Write out all the material exactly. Leave nothing out.
-=-=-=-=-
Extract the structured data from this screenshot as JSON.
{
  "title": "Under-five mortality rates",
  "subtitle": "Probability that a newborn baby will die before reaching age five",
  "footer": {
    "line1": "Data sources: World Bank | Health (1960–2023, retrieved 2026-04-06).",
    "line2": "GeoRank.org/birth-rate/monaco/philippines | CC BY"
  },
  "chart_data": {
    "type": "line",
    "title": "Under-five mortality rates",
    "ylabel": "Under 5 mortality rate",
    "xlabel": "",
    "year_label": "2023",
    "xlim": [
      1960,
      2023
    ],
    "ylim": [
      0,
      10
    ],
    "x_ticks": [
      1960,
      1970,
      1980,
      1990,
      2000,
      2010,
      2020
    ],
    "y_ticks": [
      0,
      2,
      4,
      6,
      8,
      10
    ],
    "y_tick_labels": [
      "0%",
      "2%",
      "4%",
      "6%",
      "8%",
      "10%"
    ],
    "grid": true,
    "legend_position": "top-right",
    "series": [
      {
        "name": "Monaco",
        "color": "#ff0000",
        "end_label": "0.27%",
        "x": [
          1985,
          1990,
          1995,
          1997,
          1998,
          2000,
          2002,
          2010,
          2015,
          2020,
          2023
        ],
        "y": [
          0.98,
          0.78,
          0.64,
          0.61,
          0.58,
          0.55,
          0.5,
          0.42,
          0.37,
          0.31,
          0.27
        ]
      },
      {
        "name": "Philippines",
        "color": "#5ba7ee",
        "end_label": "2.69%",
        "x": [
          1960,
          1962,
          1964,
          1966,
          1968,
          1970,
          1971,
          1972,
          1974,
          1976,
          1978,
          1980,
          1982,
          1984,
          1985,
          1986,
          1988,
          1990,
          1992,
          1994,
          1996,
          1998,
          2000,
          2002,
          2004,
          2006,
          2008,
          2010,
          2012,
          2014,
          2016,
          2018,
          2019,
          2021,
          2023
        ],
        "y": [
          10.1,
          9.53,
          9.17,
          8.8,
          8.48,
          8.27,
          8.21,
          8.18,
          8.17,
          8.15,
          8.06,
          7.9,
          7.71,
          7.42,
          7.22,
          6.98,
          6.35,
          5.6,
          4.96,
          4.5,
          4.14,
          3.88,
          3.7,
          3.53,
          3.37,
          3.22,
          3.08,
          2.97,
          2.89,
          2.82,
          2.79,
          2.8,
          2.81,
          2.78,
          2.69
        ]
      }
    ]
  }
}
-=-=-=-=-
- The response:
Extract the structured data from this screenshot as JSON.
{
  "title": "Under-five mortality rates",
  "subtitle": "Probability that a newborn baby will die before reaching age five",
  "footer": {
    "line1": "Data sources: World Bank | Health (1960–2023, retrieved 2026-04-06).",
    "line2": "GeoRank.org/birth-rate/monaco/philippines | CC BY"
  },
  "chart_data": {
    "type": "line",
    "title": "Under-five mortality rates",
    "ylabel": "Under 5 mortality rate",
    "xlabel": "",
    "year_label": "2023",
    "xlim": [
      1960,
      2023
    ],
    "ylim": [
      0,
      10
    ],
    "x_ticks": [
      1960,
      1970,
      1980,
      1990,
      2000,
      2010,
      2020
    ],
    "y_ticks": [
      0,
      2,
      4,
      6,
      8,
      10
    ],
    "y_tick_labels": [
      "0%",
      "2%",
      "4%",
      "6%",
      "8%",
      "10%"
    ],
    "grid": true,
    "legend_position": "top-right",
    "series": [
      {
        "name": "Monaco",
        "color": "#ff0000",
        "end_label": "0.27%",
        "x": [
          1985,
          1990,
          1995,
          1997,
          1998,
          2000,
          2002,
          2010,
          2015,
          2020,
          2023
        ],
        "y": [
          0.98,
          0.78,
          0.64,
          0.61,
          0.58,
          0.55,
          0.5,
          0.42,
          0.37,
          0.31,
          0.27
        ]
      },
      {
        "name": "Philippines",
        "color": "#5ba7ee",
        "end_label": "2.69%",
        "x": [
          1960,
          1962,
          1964,
          1966,
          1968,
          1970,
          1971,
          1972,
          1974,
          1976,
          1978,
          1980,
          1982,
          1984,
          1985,
          1986,
          1988,
          1990,
          1992,
          1994,
          1996,
          1998,
          2000,
          2002,
          2004,
          2006,
          2008,
          2010,
          2012,
          2014,
          2016,
          2018,
          2019,
          2021,
          2023
        ],
        "y": [
          10.1,
          9.53,
          9.17,
          8.8,
          8.48,
          8.27,
          8.21,
          8.18,
          8.17,
          8.15,
          8.06,
          7.9,
          7.71,
          7.42,
          7.22,
          6.98,
          6.35,
          5.6,
          4.96,
          4.5,
          4.14,
          3.88,
          3.7,
          3.53,
          3.37,
          3.22,
          3.08,
          2.97,
          2.89,
          2.82,
          2.79,
          2.8,
          2.81,
          2.78,
          2.69
        ]
      }
    ]
  }
}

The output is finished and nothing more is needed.